PROBLEM DETAILS: Write out the whole listing exactly as it is written below.

SOURCE MATERIAL:

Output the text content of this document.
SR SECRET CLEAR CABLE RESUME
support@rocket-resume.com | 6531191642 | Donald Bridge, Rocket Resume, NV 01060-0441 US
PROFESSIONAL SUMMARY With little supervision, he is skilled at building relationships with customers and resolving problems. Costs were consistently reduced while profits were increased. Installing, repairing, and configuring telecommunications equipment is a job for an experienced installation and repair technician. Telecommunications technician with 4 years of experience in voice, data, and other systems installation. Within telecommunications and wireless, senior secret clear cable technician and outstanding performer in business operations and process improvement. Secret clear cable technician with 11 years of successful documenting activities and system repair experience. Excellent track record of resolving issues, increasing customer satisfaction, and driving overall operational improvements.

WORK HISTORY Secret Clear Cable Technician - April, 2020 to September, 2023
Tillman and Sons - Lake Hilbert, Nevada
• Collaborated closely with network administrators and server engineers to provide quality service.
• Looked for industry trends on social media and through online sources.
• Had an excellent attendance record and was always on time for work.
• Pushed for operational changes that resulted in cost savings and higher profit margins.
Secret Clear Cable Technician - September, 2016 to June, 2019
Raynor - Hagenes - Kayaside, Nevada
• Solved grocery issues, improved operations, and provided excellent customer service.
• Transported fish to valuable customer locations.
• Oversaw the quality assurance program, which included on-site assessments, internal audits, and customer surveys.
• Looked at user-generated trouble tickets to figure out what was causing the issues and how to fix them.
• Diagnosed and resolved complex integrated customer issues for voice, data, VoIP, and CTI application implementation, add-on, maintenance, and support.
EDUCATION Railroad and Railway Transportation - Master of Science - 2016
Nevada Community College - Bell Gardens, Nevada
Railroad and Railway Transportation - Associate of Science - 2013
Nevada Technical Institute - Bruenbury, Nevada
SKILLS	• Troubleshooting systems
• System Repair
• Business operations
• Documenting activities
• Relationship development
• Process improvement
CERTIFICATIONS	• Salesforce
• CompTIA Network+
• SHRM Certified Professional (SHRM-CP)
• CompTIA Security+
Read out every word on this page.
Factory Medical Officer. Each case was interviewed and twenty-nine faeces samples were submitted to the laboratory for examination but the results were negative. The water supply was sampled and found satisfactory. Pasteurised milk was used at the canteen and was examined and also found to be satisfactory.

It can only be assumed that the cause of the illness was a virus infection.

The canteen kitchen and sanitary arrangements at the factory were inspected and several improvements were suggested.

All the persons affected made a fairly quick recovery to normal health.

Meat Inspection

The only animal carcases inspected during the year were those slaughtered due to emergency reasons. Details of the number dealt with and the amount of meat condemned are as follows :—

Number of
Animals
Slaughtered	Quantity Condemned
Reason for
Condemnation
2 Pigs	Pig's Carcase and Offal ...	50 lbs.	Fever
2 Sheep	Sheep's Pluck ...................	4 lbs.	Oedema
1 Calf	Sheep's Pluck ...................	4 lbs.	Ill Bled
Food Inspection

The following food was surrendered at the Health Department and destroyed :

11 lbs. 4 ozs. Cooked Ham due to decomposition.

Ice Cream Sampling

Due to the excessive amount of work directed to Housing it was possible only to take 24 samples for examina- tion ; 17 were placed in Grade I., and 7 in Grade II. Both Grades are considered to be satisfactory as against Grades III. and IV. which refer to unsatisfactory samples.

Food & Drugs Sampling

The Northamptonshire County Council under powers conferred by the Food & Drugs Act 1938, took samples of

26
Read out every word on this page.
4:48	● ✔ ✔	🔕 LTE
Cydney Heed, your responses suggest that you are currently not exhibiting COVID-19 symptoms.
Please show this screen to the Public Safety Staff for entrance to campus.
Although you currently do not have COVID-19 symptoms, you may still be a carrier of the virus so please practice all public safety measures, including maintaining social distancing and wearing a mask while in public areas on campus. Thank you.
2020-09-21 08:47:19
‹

EXPECTED OUTPUT:
Output the text content of this document.
SR SECRET CLEAR CABLE RESUME
support@rocket-resume.com | 6531191642 | Donald Bridge, Rocket Resume, NV 01060-0441 US
PROFESSIONAL SUMMARY With little supervision, he is skilled at building relationships with customers and resolving problems. Costs were consistently reduced while profits were increased. Installing, repairing, and configuring telecommunications equipment is a job for an experienced installation and repair technician. Telecommunications technician with 4 years of experience in voice, data, and other systems installation. Within telecommunications and wireless, senior secret clear cable technician and outstanding performer in business operations and process improvement. Secret clear cable technician with 11 years of successful documenting activities and system repair experience. Excellent track record of resolving issues, increasing customer satisfaction, and driving overall operational improvements.

WORK HISTORY Secret Clear Cable Technician - April, 2020 to September, 2023
Tillman and Sons - Lake Hilbert, Nevada
• Collaborated closely with network administrators and server engineers to provide quality service.
• Looked for industry trends on social media and through online sources.
• Had an excellent attendance record and was always on time for work.
• Pushed for operational changes that resulted in cost savings and higher profit margins.
Secret Clear Cable Technician - September, 2016 to June, 2019
Raynor - Hagenes - Kayaside, Nevada
• Solved grocery issues, improved operations, and provided excellent customer service.
• Transported fish to valuable customer locations.
• Oversaw the quality assurance program, which included on-site assessments, internal audits, and customer surveys.
• Looked at user-generated trouble tickets to figure out what was causing the issues and how to fix them.
• Diagnosed and resolved complex integrated customer issues for voice, data, VoIP, and CTI application implementation, add-on, maintenance, and support.
EDUCATION Railroad and Railway Transportation - Master of Science - 2016
Nevada Community College - Bell Gardens, Nevada
Railroad and Railway Transportation - Associate of Science - 2013
Nevada Technical Institute - Bruenbury, Nevada
SKILLS	• Troubleshooting systems
• System Repair
• Business operations
• Documenting activities
• Relationship development
• Process improvement
CERTIFICATIONS	• Salesforce
• CompTIA Network+
• SHRM Certified Professional (SHRM-CP)
• CompTIA Security+
Read out every word on this page.
Factory Medical Officer. Each case was interviewed and twenty-nine faeces samples were submitted to the laboratory for examination but the results were negative. The water supply was sampled and found satisfactory. Pasteurised milk was used at the canteen and was examined and also found to be satisfactory.

It can only be assumed that the cause of the illness was a virus infection.

The canteen kitchen and sanitary arrangements at the factory were inspected and several improvements were suggested.

All the persons affected made a fairly quick recovery to normal health.

Meat Inspection

The only animal carcases inspected during the year were those slaughtered due to emergency reasons. Details of the number dealt with and the amount of meat condemned are as follows :—

Number of
Animals
Slaughtered	Quantity Condemned
Reason for
Condemnation
2 Pigs	Pig's Carcase and Offal ...	50 lbs.	Fever
2 Sheep	Sheep's Pluck ...................	4 lbs.	Oedema
1 Calf	Sheep's Pluck ...................	4 lbs.	Ill Bled
Food Inspection

The following food was surrendered at the Health Department and destroyed :

11 lbs. 4 ozs. Cooked Ham due to decomposition.

Ice Cream Sampling

Due to the excessive amount of work directed to Housing it was possible only to take 24 samples for examina- tion ; 17 were placed in Grade I., and 7 in Grade II. Both Grades are considered to be satisfactory as against Grades III. and IV. which refer to unsatisfactory samples.

Food & Drugs Sampling

The Northamptonshire County Council under powers conferred by the Food & Drugs Act 1938, took samples of

26
Read out every word on this page.
4:48	● ✔ ✔	🔕 LTE
Cydney Heed, your responses suggest that you are currently not exhibiting COVID-19 symptoms.
Please show this screen to the Public Safety Staff for entrance to campus.
Although you currently do not have COVID-19 symptoms, you may still be a carrier of the virus so please practice all public safety measures, including maintaining social distancing and wearing a mask while in public areas on campus. Thank you.
2020-09-21 08:47:19
‹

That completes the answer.